_Work to do_
Both the line containing "Transcribe this image's" and the last line of the listing are included: write out exactly the lines from one to the other.

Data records
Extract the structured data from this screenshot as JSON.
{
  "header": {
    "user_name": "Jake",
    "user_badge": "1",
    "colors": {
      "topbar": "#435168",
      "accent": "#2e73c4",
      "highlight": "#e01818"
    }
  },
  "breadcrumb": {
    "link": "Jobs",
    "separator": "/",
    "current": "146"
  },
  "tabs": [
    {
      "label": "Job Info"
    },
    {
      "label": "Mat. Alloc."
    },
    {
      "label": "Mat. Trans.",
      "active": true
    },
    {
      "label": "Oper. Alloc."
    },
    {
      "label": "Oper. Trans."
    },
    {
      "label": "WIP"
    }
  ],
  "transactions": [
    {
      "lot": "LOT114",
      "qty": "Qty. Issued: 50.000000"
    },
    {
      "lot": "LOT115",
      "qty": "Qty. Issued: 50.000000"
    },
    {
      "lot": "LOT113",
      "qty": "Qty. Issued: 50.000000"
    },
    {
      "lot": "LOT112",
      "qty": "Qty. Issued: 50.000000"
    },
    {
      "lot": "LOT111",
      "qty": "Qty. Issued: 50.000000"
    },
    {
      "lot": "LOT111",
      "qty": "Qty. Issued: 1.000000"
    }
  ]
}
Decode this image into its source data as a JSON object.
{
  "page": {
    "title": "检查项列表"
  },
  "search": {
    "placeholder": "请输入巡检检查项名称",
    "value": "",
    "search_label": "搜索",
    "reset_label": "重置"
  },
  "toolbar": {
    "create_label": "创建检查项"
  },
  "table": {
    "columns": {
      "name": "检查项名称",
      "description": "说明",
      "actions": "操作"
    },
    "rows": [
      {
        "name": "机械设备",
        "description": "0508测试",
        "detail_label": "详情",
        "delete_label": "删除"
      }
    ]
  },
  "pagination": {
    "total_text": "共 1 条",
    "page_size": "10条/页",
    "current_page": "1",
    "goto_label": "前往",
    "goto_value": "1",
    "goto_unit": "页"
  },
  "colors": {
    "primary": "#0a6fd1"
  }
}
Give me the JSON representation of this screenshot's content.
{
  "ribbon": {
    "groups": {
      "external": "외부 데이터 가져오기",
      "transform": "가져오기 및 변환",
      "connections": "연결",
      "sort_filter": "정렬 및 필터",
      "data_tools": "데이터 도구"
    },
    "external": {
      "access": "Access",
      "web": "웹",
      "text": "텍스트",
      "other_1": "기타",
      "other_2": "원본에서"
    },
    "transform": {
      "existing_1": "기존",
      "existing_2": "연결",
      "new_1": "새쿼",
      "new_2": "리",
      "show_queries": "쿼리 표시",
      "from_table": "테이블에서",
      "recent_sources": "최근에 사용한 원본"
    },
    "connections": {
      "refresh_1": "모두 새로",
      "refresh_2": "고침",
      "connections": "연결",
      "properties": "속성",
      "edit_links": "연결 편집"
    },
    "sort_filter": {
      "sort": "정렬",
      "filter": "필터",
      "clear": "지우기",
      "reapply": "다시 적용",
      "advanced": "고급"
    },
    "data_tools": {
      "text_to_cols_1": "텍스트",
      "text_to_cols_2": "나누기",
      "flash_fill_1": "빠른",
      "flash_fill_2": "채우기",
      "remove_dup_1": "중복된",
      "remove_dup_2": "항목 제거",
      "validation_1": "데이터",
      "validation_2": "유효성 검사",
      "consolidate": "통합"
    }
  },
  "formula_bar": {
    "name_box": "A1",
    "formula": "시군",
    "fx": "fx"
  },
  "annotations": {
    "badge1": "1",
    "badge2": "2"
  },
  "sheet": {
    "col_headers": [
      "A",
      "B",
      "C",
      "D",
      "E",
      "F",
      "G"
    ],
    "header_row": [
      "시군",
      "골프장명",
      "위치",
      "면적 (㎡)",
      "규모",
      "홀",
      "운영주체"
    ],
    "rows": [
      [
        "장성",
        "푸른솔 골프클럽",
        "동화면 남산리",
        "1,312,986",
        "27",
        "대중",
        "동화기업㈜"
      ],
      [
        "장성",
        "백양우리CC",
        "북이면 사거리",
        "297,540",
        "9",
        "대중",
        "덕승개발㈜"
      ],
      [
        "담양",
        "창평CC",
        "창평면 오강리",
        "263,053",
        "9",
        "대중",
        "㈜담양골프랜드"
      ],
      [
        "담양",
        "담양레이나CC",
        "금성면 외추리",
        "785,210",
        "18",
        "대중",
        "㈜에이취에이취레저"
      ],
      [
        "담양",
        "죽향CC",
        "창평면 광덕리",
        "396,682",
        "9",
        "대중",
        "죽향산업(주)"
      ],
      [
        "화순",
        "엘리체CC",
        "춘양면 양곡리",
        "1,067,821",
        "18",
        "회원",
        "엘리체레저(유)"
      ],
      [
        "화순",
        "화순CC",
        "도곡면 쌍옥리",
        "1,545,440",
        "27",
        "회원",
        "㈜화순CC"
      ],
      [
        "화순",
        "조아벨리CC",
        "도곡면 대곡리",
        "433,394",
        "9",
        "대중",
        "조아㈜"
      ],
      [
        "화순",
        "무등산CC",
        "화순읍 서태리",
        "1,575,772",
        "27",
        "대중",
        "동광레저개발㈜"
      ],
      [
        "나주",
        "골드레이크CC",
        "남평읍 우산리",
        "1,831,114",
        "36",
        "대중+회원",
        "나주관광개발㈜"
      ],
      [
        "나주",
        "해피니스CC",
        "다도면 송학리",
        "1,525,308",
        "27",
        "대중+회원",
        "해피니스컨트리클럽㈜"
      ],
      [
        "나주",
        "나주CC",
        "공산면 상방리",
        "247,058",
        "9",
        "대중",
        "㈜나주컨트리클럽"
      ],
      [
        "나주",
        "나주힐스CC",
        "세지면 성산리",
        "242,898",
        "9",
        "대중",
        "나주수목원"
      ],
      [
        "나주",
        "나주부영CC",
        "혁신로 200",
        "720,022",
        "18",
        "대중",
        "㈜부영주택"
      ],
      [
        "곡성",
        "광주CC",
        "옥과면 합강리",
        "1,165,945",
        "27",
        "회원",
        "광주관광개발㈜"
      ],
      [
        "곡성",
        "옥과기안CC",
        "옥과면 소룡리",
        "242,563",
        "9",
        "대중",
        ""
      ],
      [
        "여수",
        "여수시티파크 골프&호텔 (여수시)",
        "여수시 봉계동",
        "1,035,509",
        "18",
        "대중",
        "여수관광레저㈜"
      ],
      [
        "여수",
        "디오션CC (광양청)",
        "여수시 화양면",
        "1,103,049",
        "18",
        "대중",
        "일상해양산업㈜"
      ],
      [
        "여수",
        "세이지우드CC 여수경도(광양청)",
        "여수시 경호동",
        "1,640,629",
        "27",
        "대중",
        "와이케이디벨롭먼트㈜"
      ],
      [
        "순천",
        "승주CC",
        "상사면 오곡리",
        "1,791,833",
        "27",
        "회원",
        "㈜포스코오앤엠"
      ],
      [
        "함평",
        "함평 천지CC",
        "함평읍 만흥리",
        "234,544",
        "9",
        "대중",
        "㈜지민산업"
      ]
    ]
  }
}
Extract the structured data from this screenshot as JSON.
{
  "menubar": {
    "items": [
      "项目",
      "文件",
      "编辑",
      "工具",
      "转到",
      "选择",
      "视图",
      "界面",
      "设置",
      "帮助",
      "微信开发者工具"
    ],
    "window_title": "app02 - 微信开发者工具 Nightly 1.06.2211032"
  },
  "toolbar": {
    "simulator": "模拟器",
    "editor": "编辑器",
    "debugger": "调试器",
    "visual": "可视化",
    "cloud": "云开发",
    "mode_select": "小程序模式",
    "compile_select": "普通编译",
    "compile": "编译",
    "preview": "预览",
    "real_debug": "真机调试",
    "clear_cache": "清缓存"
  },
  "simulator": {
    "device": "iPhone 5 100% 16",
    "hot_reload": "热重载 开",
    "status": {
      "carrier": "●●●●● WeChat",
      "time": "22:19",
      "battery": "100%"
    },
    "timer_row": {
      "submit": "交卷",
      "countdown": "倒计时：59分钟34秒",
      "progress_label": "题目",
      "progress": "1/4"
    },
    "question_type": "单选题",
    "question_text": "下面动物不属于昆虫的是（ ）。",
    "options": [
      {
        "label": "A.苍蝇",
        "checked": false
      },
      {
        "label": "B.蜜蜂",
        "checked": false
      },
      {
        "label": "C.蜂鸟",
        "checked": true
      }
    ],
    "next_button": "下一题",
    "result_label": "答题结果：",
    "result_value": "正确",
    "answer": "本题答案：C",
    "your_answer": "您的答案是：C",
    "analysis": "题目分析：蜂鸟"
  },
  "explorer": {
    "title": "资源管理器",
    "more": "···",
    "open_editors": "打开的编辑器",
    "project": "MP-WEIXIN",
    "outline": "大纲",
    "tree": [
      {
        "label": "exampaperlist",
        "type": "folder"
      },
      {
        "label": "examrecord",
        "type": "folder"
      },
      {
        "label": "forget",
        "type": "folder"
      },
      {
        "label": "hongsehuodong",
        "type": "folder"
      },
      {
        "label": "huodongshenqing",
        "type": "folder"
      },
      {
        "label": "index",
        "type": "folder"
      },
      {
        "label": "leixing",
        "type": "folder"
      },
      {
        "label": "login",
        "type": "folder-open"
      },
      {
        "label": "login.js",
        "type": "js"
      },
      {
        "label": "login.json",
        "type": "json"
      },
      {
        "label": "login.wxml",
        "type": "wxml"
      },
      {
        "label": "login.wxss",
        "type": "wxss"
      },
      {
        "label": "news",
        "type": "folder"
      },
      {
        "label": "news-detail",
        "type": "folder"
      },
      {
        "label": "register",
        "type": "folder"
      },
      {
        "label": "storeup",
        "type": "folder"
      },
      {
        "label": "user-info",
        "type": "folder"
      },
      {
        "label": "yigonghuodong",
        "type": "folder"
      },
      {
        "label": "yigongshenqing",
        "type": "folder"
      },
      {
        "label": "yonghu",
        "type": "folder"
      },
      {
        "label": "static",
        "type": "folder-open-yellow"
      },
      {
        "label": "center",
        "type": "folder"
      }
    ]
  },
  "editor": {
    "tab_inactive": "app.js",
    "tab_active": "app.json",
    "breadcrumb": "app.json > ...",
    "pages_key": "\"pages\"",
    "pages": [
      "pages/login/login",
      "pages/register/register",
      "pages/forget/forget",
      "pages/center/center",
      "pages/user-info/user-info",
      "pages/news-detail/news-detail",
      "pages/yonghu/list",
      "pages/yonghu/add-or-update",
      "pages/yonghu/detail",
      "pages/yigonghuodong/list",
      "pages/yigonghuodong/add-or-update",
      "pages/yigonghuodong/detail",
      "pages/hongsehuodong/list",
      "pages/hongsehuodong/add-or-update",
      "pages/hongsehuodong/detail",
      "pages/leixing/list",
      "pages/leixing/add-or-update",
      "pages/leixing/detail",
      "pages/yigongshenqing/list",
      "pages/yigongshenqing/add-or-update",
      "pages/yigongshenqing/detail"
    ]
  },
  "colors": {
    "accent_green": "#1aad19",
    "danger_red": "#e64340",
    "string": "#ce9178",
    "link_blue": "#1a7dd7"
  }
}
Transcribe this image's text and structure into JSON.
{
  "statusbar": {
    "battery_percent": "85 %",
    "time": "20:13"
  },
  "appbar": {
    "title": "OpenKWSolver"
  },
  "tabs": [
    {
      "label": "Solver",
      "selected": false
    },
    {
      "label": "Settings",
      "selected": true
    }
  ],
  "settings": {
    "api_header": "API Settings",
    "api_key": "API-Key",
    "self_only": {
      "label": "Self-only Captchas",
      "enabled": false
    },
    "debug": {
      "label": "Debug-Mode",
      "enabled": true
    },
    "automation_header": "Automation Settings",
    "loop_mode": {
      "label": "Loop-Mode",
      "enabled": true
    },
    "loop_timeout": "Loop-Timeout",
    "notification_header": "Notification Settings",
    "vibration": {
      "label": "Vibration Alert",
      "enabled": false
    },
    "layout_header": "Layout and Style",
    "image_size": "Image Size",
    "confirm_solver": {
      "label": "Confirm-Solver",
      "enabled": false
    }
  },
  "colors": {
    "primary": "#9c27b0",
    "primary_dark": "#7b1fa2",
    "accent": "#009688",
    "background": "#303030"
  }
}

_Answer_
Transcribe this image's text and structure into JSON.
{
  "statusbar": {
    "battery_percent": "85 %",
    "time": "20:13"
  },
  "appbar": {
    "title": "OpenKWSolver"
  },
  "tabs": [
    {
      "label": "Solver",
      "selected": false
    },
    {
      "label": "Settings",
      "selected": true
    }
  ],
  "settings": {
    "api_header": "API Settings",
    "api_key": "API-Key",
    "self_only": {
      "label": "Self-only Captchas",
      "enabled": false
    },
    "debug": {
      "label": "Debug-Mode",
      "enabled": true
    },
    "automation_header": "Automation Settings",
    "loop_mode": {
      "label": "Loop-Mode",
      "enabled": true
    },
    "loop_timeout": "Loop-Timeout",
    "notification_header": "Notification Settings",
    "vibration": {
      "label": "Vibration Alert",
      "enabled": false
    },
    "layout_header": "Layout and Style",
    "image_size": "Image Size",
    "confirm_solver": {
      "label": "Confirm-Solver",
      "enabled": false
    }
  },
  "colors": {
    "primary": "#9c27b0",
    "primary_dark": "#7b1fa2",
    "accent": "#009688",
    "background": "#303030"
  }
}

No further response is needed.